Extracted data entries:
# # # #

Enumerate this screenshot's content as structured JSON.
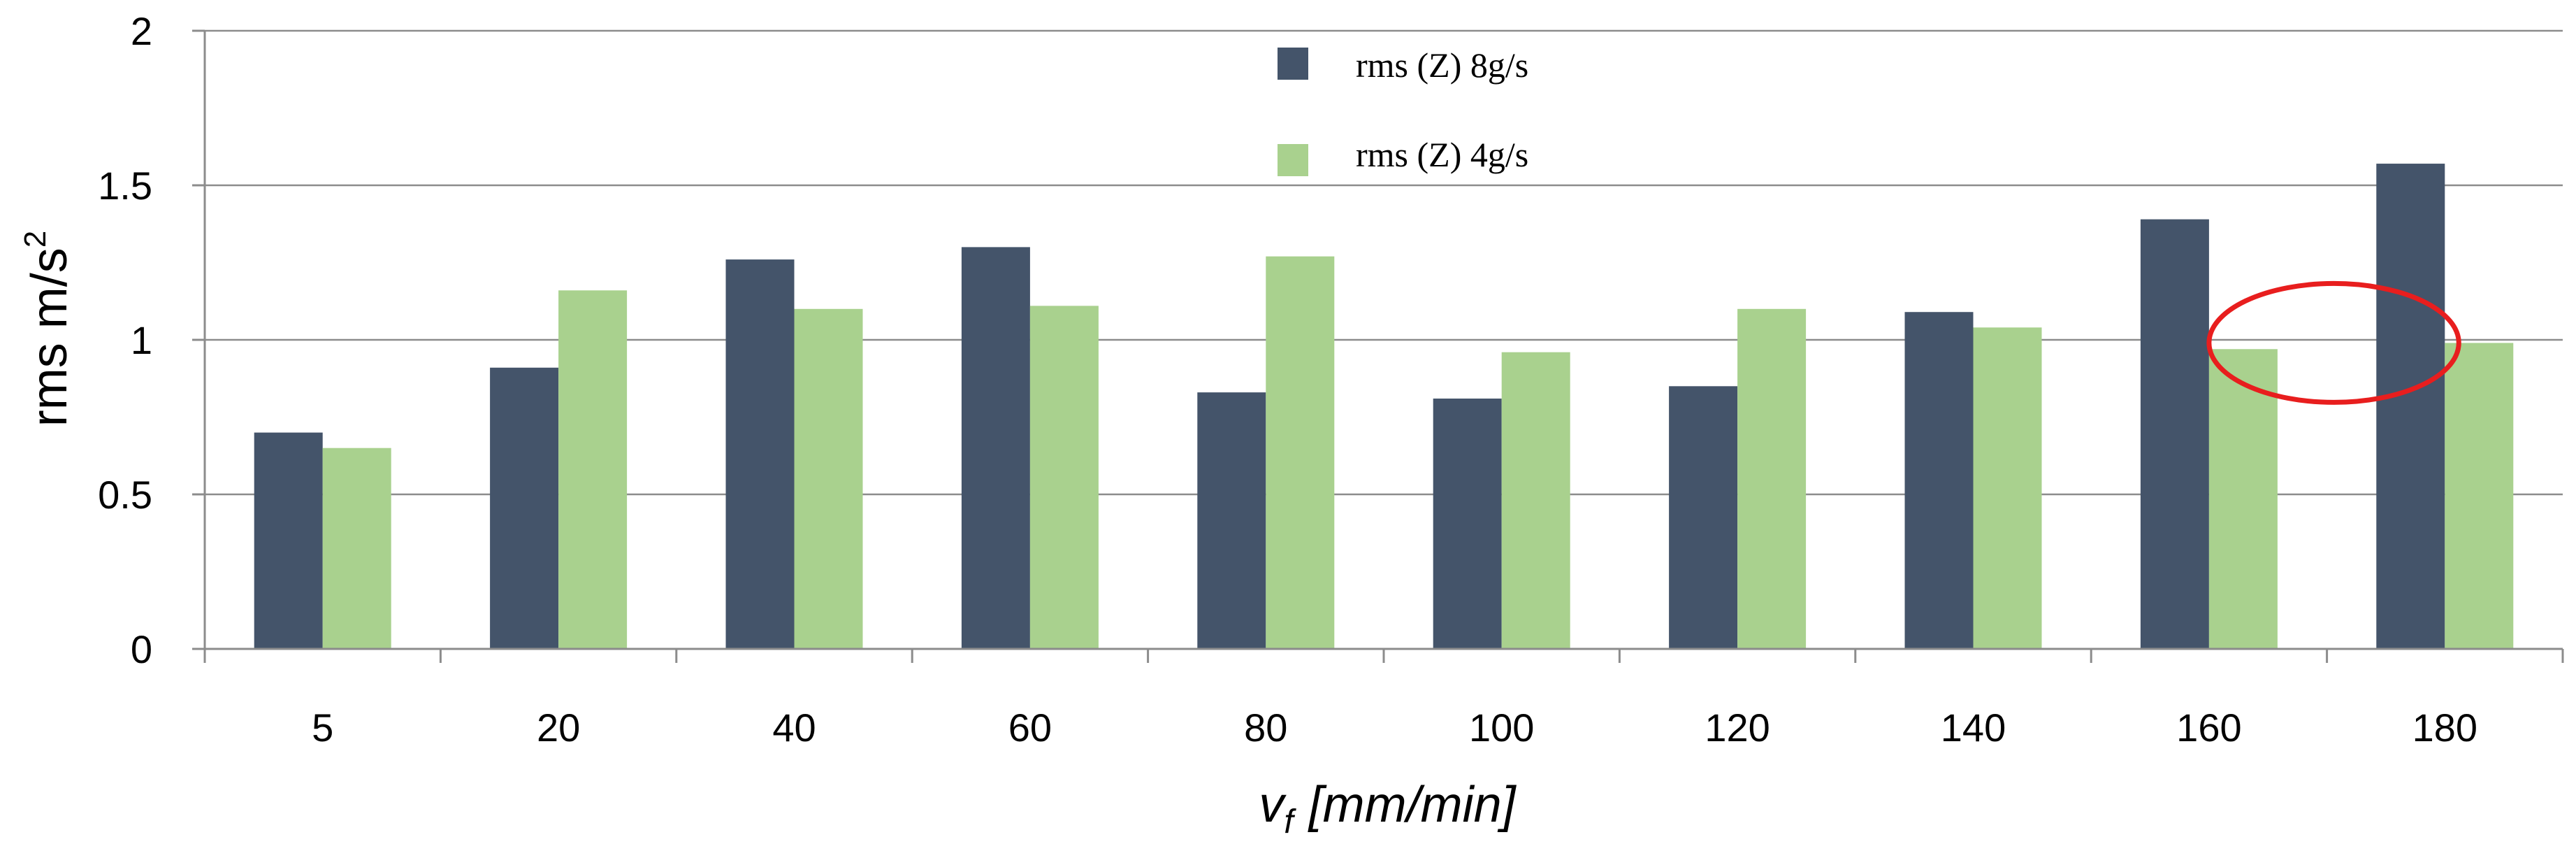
{
  "chart_data": {
    "type": "bar",
    "categories": [
      "5",
      "20",
      "40",
      "60",
      "80",
      "100",
      "120",
      "140",
      "160",
      "180"
    ],
    "series": [
      {
        "name": "rms (Z) 8g/s",
        "color": "#44546A",
        "values": [
          0.7,
          0.91,
          1.26,
          1.3,
          0.83,
          0.81,
          0.85,
          1.09,
          1.39,
          1.57
        ]
      },
      {
        "name": "rms (Z) 4g/s",
        "color": "#A9D18E",
        "values": [
          0.65,
          1.16,
          1.1,
          1.11,
          1.27,
          0.96,
          1.1,
          1.04,
          0.97,
          0.99
        ]
      }
    ],
    "ylim": [
      0,
      2
    ],
    "yticks": [
      "0",
      "0.5",
      "1",
      "1.5",
      "2"
    ],
    "ytick_values": [
      0,
      0.5,
      1,
      1.5,
      2
    ],
    "ylabel": {
      "text": "rms m/s",
      "superscript": "2"
    },
    "xlabel": {
      "symbol": "v",
      "subscript": "f",
      "unit": "[mm/min]"
    },
    "grid": "horizontal",
    "legend_position": "top-center",
    "annotation": {
      "shape": "ellipse",
      "color": "#E81E1E",
      "category_from": "160",
      "category_to": "180",
      "y_center": 0.99
    }
  }
}
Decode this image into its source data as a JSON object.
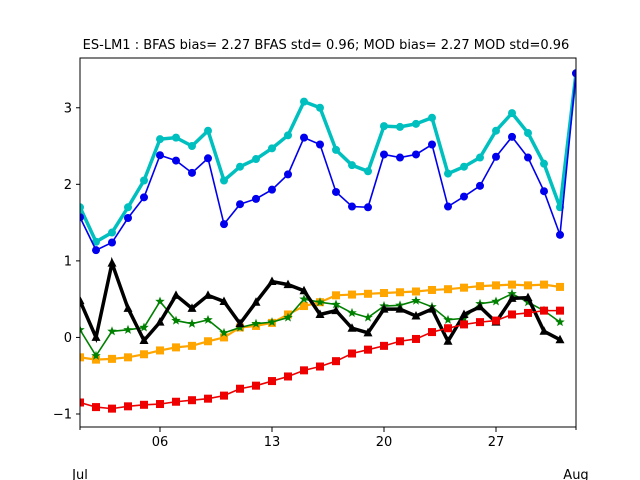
{
  "chart_data": {
    "type": "line",
    "title": "ES-LM1   : BFAS bias= 2.27 BFAS std= 0.96; MOD bias= 2.27 MOD std=0.96",
    "xlabel": "",
    "ylabel": "",
    "x_start": "2017-07-01",
    "x_end": "2017-08-01",
    "xlim": [
      1,
      32
    ],
    "ylim": [
      -1.17,
      3.65
    ],
    "x_ticks": [
      {
        "day": 6,
        "label": "06"
      },
      {
        "day": 13,
        "label": "13"
      },
      {
        "day": 20,
        "label": "20"
      },
      {
        "day": 27,
        "label": "27"
      }
    ],
    "x_minor_labels": [
      {
        "day": 1,
        "label": "Jul"
      },
      {
        "day": 32,
        "label": "Aug"
      }
    ],
    "y_ticks": [
      {
        "value": -1,
        "label": "−1"
      },
      {
        "value": 0,
        "label": "0"
      },
      {
        "value": 1,
        "label": "1"
      },
      {
        "value": 2,
        "label": "2"
      },
      {
        "value": 3,
        "label": "3"
      }
    ],
    "grid": false,
    "legend": "none",
    "x": [
      1,
      2,
      3,
      4,
      5,
      6,
      7,
      8,
      9,
      10,
      11,
      12,
      13,
      14,
      15,
      16,
      17,
      18,
      19,
      20,
      21,
      22,
      23,
      24,
      25,
      26,
      27,
      28,
      29,
      30,
      31,
      32
    ],
    "series": [
      {
        "color": "#00BFBF",
        "marker": "circle",
        "width": 3.5,
        "values": [
          1.7,
          1.25,
          1.37,
          1.7,
          2.05,
          2.59,
          2.61,
          2.5,
          2.7,
          2.05,
          2.23,
          2.33,
          2.47,
          2.64,
          3.08,
          3.0,
          2.45,
          2.25,
          2.17,
          2.76,
          2.75,
          2.79,
          2.87,
          2.14,
          2.23,
          2.35,
          2.7,
          2.93,
          2.67,
          2.27,
          1.7,
          3.45
        ]
      },
      {
        "color": "#0000EE",
        "marker": "circle",
        "width": 1.6,
        "values": [
          1.57,
          1.14,
          1.24,
          1.56,
          1.83,
          2.38,
          2.31,
          2.15,
          2.34,
          1.48,
          1.74,
          1.81,
          1.93,
          2.13,
          2.61,
          2.52,
          1.9,
          1.71,
          1.7,
          2.39,
          2.35,
          2.39,
          2.52,
          1.71,
          1.84,
          1.98,
          2.36,
          2.62,
          2.35,
          1.91,
          1.34,
          3.45
        ]
      },
      {
        "color": "#FFA500",
        "marker": "square",
        "width": 2.2,
        "values": [
          -0.26,
          -0.29,
          -0.28,
          -0.26,
          -0.22,
          -0.17,
          -0.13,
          -0.11,
          -0.05,
          0.0,
          0.13,
          0.15,
          0.19,
          0.3,
          0.41,
          0.46,
          0.55,
          0.56,
          0.57,
          0.58,
          0.59,
          0.6,
          0.62,
          0.63,
          0.65,
          0.67,
          0.68,
          0.69,
          0.68,
          0.69,
          0.66,
          null
        ]
      },
      {
        "color": "#008000",
        "marker": "star",
        "width": 1.6,
        "values": [
          0.1,
          -0.24,
          0.08,
          0.1,
          0.13,
          0.47,
          0.22,
          0.18,
          0.23,
          0.06,
          0.13,
          0.18,
          0.2,
          0.26,
          0.5,
          0.46,
          0.43,
          0.32,
          0.26,
          0.41,
          0.42,
          0.48,
          0.4,
          0.23,
          0.25,
          0.44,
          0.47,
          0.57,
          0.46,
          0.35,
          0.2,
          null
        ]
      },
      {
        "color": "#000000",
        "marker": "triangle",
        "width": 3.5,
        "values": [
          0.48,
          0.0,
          0.97,
          0.38,
          -0.04,
          0.2,
          0.55,
          0.38,
          0.55,
          0.47,
          0.18,
          0.46,
          0.73,
          0.69,
          0.61,
          0.3,
          0.35,
          0.12,
          0.06,
          0.37,
          0.37,
          0.28,
          0.37,
          -0.05,
          0.3,
          0.4,
          0.2,
          0.51,
          0.52,
          0.08,
          -0.03,
          null
        ]
      },
      {
        "color": "#EE0000",
        "marker": "square",
        "width": 1.6,
        "values": [
          -0.85,
          -0.91,
          -0.93,
          -0.9,
          -0.88,
          -0.87,
          -0.84,
          -0.82,
          -0.8,
          -0.76,
          -0.67,
          -0.63,
          -0.57,
          -0.51,
          -0.43,
          -0.38,
          -0.31,
          -0.21,
          -0.16,
          -0.11,
          -0.05,
          -0.02,
          0.07,
          0.12,
          0.17,
          0.2,
          0.22,
          0.3,
          0.32,
          0.35,
          0.35,
          null
        ]
      }
    ]
  }
}
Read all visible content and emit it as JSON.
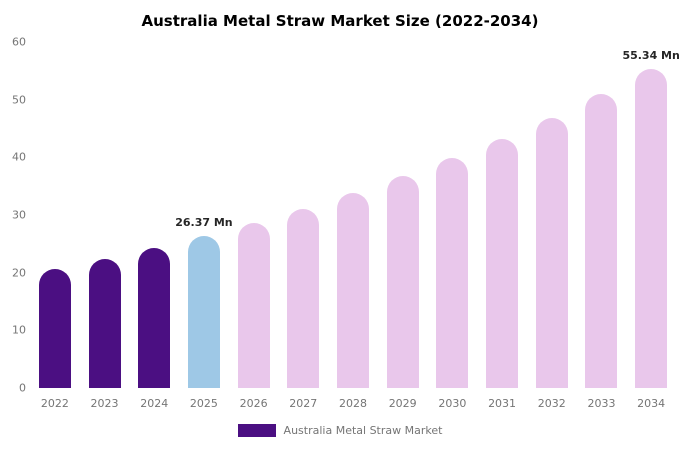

# # # #

Output the records above exactly as they are, leaving out the pictures.

■ Output of the exercise ■
Enumerate this screenshot's content as structured JSON.
{
  "chart_data": {
    "type": "bar",
    "categories": [
      "5",
      "20",
      "40",
      "60",
      "80",
      "100",
      "120",
      "140",
      "160",
      "180"
    ],
    "series": [
      {
        "name": "rms (Z) 8g/s",
        "color": "#44546A",
        "values": [
          0.7,
          0.91,
          1.26,
          1.3,
          0.83,
          0.81,
          0.85,
          1.09,
          1.39,
          1.57
        ]
      },
      {
        "name": "rms (Z) 4g/s",
        "color": "#A9D18E",
        "values": [
          0.65,
          1.16,
          1.1,
          1.11,
          1.27,
          0.96,
          1.1,
          1.04,
          0.97,
          0.99
        ]
      }
    ],
    "ylim": [
      0,
      2
    ],
    "yticks": [
      "0",
      "0.5",
      "1",
      "1.5",
      "2"
    ],
    "ytick_values": [
      0,
      0.5,
      1,
      1.5,
      2
    ],
    "ylabel": {
      "text": "rms m/s",
      "superscript": "2"
    },
    "xlabel": {
      "symbol": "v",
      "subscript": "f",
      "unit": "[mm/min]"
    },
    "grid": "horizontal",
    "legend_position": "top-center",
    "annotation": {
      "shape": "ellipse",
      "color": "#E81E1E",
      "category_from": "160",
      "category_to": "180",
      "y_center": 0.99
    }
  }
}
Decode this image into its source data as a JSON object.
{
  "chart_data": {
    "type": "line",
    "title": "ES-LM1   : BFAS bias= 2.27 BFAS std= 0.96; MOD bias= 2.27 MOD std=0.96",
    "xlabel": "",
    "ylabel": "",
    "x_start": "2017-07-01",
    "x_end": "2017-08-01",
    "xlim": [
      1,
      32
    ],
    "ylim": [
      -1.17,
      3.65
    ],
    "x_ticks": [
      {
        "day": 6,
        "label": "06"
      },
      {
        "day": 13,
        "label": "13"
      },
      {
        "day": 20,
        "label": "20"
      },
      {
        "day": 27,
        "label": "27"
      }
    ],
    "x_minor_labels": [
      {
        "day": 1,
        "label": "Jul"
      },
      {
        "day": 32,
        "label": "Aug"
      }
    ],
    "y_ticks": [
      {
        "value": -1,
        "label": "−1"
      },
      {
        "value": 0,
        "label": "0"
      },
      {
        "value": 1,
        "label": "1"
      },
      {
        "value": 2,
        "label": "2"
      },
      {
        "value": 3,
        "label": "3"
      }
    ],
    "grid": false,
    "legend": "none",
    "x": [
      1,
      2,
      3,
      4,
      5,
      6,
      7,
      8,
      9,
      10,
      11,
      12,
      13,
      14,
      15,
      16,
      17,
      18,
      19,
      20,
      21,
      22,
      23,
      24,
      25,
      26,
      27,
      28,
      29,
      30,
      31,
      32
    ],
    "series": [
      {
        "color": "#00BFBF",
        "marker": "circle",
        "width": 3.5,
        "values": [
          1.7,
          1.25,
          1.37,
          1.7,
          2.05,
          2.59,
          2.61,
          2.5,
          2.7,
          2.05,
          2.23,
          2.33,
          2.47,
          2.64,
          3.08,
          3.0,
          2.45,
          2.25,
          2.17,
          2.76,
          2.75,
          2.79,
          2.87,
          2.14,
          2.23,
          2.35,
          2.7,
          2.93,
          2.67,
          2.27,
          1.7,
          3.45
        ]
      },
      {
        "color": "#0000EE",
        "marker": "circle",
        "width": 1.6,
        "values": [
          1.57,
          1.14,
          1.24,
          1.56,
          1.83,
          2.38,
          2.31,
          2.15,
          2.34,
          1.48,
          1.74,
          1.81,
          1.93,
          2.13,
          2.61,
          2.52,
          1.9,
          1.71,
          1.7,
          2.39,
          2.35,
          2.39,
          2.52,
          1.71,
          1.84,
          1.98,
          2.36,
          2.62,
          2.35,
          1.91,
          1.34,
          3.45
        ]
      },
      {
        "color": "#FFA500",
        "marker": "square",
        "width": 2.2,
        "values": [
          -0.26,
          -0.29,
          -0.28,
          -0.26,
          -0.22,
          -0.17,
          -0.13,
          -0.11,
          -0.05,
          0.0,
          0.13,
          0.15,
          0.19,
          0.3,
          0.41,
          0.46,
          0.55,
          0.56,
          0.57,
          0.58,
          0.59,
          0.6,
          0.62,
          0.63,
          0.65,
          0.67,
          0.68,
          0.69,
          0.68,
          0.69,
          0.66,
          null
        ]
      },
      {
        "color": "#008000",
        "marker": "star",
        "width": 1.6,
        "values": [
          0.1,
          -0.24,
          0.08,
          0.1,
          0.13,
          0.47,
          0.22,
          0.18,
          0.23,
          0.06,
          0.13,
          0.18,
          0.2,
          0.26,
          0.5,
          0.46,
          0.43,
          0.32,
          0.26,
          0.41,
          0.42,
          0.48,
          0.4,
          0.23,
          0.25,
          0.44,
          0.47,
          0.57,
          0.46,
          0.35,
          0.2,
          null
        ]
      },
      {
        "color": "#000000",
        "marker": "triangle",
        "width": 3.5,
        "values": [
          0.48,
          0.0,
          0.97,
          0.38,
          -0.04,
          0.2,
          0.55,
          0.38,
          0.55,
          0.47,
          0.18,
          0.46,
          0.73,
          0.69,
          0.61,
          0.3,
          0.35,
          0.12,
          0.06,
          0.37,
          0.37,
          0.28,
          0.37,
          -0.05,
          0.3,
          0.4,
          0.2,
          0.51,
          0.52,
          0.08,
          -0.03,
          null
        ]
      },
      {
        "color": "#EE0000",
        "marker": "square",
        "width": 1.6,
        "values": [
          -0.85,
          -0.91,
          -0.93,
          -0.9,
          -0.88,
          -0.87,
          -0.84,
          -0.82,
          -0.8,
          -0.76,
          -0.67,
          -0.63,
          -0.57,
          -0.51,
          -0.43,
          -0.38,
          -0.31,
          -0.21,
          -0.16,
          -0.11,
          -0.05,
          -0.02,
          0.07,
          0.12,
          0.17,
          0.2,
          0.22,
          0.3,
          0.32,
          0.35,
          0.35,
          null
        ]
      }
    ]
  }
}
Read all visible content and emit it as JSON.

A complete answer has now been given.